_Problem details_
Pick out each line below containing "title".

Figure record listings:
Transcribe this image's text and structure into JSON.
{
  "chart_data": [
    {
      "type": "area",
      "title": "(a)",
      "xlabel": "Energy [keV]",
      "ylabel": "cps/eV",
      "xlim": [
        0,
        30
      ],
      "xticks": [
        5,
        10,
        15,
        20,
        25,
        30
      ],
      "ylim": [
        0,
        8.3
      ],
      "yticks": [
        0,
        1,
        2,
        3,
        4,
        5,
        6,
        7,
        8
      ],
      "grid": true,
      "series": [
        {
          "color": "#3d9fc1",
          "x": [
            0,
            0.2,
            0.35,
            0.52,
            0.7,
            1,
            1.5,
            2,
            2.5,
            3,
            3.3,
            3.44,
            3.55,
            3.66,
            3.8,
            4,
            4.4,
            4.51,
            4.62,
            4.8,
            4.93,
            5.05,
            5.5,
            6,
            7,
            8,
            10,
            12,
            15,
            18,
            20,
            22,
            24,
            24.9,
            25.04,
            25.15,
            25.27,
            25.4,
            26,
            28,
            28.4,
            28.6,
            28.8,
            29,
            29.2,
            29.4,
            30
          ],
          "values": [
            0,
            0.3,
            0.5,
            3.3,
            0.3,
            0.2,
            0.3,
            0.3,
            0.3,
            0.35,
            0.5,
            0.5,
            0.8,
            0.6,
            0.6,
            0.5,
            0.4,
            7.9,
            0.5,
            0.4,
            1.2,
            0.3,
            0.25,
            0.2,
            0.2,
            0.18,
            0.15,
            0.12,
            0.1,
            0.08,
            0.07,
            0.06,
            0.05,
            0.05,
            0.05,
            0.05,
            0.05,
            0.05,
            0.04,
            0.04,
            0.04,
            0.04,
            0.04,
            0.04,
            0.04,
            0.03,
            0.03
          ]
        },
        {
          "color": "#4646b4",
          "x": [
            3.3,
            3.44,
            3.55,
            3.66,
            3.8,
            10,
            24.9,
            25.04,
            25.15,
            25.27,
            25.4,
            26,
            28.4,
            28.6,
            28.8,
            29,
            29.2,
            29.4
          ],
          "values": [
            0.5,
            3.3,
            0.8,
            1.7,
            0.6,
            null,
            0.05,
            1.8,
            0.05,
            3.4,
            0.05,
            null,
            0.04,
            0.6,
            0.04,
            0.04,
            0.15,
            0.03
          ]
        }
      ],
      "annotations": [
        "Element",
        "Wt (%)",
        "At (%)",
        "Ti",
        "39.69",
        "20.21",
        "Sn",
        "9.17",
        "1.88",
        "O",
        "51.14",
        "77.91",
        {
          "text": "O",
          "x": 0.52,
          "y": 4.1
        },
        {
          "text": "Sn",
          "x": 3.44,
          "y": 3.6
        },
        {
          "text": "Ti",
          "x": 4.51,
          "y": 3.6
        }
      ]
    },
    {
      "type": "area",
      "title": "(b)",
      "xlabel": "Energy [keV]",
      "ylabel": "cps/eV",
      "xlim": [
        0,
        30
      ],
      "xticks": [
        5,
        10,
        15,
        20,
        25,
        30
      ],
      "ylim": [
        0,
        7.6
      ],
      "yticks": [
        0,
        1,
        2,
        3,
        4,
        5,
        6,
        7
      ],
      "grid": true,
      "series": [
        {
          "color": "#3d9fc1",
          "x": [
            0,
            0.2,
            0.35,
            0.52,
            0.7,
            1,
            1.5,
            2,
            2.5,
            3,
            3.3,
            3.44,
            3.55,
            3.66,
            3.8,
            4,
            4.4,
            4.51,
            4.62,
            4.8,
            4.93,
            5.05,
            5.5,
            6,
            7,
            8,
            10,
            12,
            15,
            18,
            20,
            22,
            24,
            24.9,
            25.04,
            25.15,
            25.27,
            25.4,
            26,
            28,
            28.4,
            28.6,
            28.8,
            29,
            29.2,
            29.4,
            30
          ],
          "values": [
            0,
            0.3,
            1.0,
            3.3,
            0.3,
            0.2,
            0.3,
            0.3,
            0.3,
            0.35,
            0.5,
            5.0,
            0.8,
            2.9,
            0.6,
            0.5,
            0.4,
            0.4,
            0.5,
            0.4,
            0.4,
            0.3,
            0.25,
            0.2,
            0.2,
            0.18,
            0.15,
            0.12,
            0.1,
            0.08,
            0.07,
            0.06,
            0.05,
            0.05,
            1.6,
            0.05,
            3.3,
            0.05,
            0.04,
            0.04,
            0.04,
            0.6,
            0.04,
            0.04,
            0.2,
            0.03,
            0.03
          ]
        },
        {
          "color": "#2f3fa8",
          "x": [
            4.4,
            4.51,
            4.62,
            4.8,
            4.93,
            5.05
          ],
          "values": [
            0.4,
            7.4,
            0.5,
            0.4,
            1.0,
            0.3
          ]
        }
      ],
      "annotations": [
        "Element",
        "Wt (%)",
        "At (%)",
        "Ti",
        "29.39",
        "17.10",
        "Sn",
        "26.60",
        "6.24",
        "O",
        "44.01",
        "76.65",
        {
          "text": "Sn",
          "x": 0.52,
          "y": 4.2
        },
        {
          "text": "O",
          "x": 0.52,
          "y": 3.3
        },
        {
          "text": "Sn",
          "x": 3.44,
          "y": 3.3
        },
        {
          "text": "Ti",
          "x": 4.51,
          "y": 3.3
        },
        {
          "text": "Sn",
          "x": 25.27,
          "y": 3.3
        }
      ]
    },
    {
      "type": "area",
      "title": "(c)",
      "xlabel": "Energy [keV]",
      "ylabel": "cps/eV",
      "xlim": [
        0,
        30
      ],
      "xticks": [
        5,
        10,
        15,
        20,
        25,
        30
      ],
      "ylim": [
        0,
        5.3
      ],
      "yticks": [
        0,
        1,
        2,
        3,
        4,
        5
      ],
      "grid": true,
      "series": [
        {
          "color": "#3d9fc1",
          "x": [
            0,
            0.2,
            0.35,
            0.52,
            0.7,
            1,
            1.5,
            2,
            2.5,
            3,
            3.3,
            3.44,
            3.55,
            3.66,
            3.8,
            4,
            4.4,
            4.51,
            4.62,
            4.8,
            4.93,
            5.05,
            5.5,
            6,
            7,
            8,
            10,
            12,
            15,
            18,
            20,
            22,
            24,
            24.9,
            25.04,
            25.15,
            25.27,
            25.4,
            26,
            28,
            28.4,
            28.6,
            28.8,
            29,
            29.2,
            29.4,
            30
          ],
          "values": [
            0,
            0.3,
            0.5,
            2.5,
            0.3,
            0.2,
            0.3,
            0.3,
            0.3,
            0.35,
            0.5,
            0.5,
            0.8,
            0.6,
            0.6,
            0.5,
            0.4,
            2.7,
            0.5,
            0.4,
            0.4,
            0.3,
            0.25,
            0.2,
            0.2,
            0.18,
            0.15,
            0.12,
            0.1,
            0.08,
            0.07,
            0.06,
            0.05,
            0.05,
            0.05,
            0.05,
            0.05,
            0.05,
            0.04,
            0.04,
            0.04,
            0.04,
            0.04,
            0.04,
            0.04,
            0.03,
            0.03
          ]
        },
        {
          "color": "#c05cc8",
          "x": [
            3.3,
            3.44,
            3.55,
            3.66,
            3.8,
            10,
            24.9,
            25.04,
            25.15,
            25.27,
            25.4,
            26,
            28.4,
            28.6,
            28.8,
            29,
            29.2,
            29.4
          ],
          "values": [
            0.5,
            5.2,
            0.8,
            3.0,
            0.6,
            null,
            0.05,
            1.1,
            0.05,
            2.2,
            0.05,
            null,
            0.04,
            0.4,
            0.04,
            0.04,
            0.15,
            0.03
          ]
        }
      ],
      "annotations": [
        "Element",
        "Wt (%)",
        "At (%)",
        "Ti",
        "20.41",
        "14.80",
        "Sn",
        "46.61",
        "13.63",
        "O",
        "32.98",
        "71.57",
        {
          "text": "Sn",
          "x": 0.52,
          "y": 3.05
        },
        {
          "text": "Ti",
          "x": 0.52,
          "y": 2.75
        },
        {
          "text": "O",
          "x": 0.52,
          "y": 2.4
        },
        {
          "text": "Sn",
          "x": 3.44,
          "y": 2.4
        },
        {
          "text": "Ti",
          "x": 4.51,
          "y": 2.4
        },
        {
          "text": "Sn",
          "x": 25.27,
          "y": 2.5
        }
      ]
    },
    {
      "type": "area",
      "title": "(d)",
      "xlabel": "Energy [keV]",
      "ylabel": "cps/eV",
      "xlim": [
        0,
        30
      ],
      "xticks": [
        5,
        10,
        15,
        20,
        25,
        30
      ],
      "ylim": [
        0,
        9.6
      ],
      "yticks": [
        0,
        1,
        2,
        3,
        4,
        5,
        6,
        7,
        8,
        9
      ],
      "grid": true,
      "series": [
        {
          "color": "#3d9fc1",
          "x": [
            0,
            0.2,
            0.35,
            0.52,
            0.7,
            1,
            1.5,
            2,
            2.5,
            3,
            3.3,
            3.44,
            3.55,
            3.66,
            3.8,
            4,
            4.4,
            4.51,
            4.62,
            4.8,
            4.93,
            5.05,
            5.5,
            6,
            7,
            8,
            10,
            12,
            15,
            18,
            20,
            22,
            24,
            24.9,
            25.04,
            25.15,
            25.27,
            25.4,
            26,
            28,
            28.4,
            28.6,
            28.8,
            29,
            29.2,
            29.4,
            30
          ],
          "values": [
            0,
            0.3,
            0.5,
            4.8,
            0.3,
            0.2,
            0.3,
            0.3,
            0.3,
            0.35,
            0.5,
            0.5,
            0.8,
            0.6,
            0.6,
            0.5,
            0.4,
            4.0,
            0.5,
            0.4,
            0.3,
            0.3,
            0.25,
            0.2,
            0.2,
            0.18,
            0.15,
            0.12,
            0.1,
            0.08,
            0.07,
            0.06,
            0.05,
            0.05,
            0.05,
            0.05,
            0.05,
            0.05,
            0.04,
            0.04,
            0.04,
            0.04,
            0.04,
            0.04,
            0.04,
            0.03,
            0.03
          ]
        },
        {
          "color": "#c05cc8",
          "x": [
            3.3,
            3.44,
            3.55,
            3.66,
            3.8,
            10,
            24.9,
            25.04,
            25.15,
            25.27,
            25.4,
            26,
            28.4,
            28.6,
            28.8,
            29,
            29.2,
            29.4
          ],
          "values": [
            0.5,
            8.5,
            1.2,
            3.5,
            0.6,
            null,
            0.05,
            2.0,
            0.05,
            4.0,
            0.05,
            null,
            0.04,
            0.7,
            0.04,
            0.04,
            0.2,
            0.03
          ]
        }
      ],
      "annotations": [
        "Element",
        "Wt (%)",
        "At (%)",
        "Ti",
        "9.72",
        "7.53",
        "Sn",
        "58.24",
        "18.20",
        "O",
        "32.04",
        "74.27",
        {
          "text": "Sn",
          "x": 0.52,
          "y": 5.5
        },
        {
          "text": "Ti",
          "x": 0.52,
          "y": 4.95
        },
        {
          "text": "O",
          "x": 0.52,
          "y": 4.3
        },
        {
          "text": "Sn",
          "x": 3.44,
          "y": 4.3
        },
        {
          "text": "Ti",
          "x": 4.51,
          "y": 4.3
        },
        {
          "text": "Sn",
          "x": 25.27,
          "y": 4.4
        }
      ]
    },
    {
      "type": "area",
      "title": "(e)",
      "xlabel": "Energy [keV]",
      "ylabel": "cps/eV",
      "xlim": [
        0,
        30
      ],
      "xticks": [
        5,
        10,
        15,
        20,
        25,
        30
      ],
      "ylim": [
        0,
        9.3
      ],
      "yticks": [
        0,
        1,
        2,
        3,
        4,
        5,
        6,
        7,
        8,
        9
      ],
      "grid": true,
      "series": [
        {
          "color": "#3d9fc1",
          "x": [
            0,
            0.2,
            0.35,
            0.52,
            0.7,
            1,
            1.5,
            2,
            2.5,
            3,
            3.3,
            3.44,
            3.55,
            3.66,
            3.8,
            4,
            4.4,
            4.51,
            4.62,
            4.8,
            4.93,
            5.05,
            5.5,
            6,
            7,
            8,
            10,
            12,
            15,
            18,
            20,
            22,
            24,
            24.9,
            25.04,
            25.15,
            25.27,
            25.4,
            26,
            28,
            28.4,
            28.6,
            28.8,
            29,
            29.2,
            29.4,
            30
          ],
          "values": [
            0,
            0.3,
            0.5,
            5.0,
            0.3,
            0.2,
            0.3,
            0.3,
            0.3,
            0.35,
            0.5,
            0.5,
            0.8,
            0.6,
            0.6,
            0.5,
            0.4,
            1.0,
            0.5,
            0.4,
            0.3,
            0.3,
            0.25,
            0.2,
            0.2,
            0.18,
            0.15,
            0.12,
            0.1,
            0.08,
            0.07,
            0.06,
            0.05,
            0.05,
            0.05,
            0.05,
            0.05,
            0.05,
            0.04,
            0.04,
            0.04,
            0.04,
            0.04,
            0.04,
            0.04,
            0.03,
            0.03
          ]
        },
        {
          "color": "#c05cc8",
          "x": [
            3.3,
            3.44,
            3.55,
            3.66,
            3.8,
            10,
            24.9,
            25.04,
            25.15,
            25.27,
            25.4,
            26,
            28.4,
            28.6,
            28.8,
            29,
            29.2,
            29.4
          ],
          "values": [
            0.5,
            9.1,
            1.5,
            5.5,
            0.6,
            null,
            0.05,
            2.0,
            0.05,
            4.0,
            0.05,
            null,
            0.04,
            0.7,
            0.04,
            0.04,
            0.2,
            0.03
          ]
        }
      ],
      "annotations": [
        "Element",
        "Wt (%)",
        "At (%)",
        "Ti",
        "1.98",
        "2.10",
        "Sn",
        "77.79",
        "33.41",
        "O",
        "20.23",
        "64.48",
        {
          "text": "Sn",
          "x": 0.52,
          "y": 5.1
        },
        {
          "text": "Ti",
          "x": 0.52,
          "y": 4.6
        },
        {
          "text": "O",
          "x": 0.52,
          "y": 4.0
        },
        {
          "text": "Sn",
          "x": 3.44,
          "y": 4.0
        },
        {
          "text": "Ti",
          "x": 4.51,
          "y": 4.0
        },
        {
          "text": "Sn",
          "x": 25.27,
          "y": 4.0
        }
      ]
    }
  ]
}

_Result below_
      "title": "(a)",
      "title": "(b)",
      "title": "(c)",
      "title": "(d)",
      "title": "(e)",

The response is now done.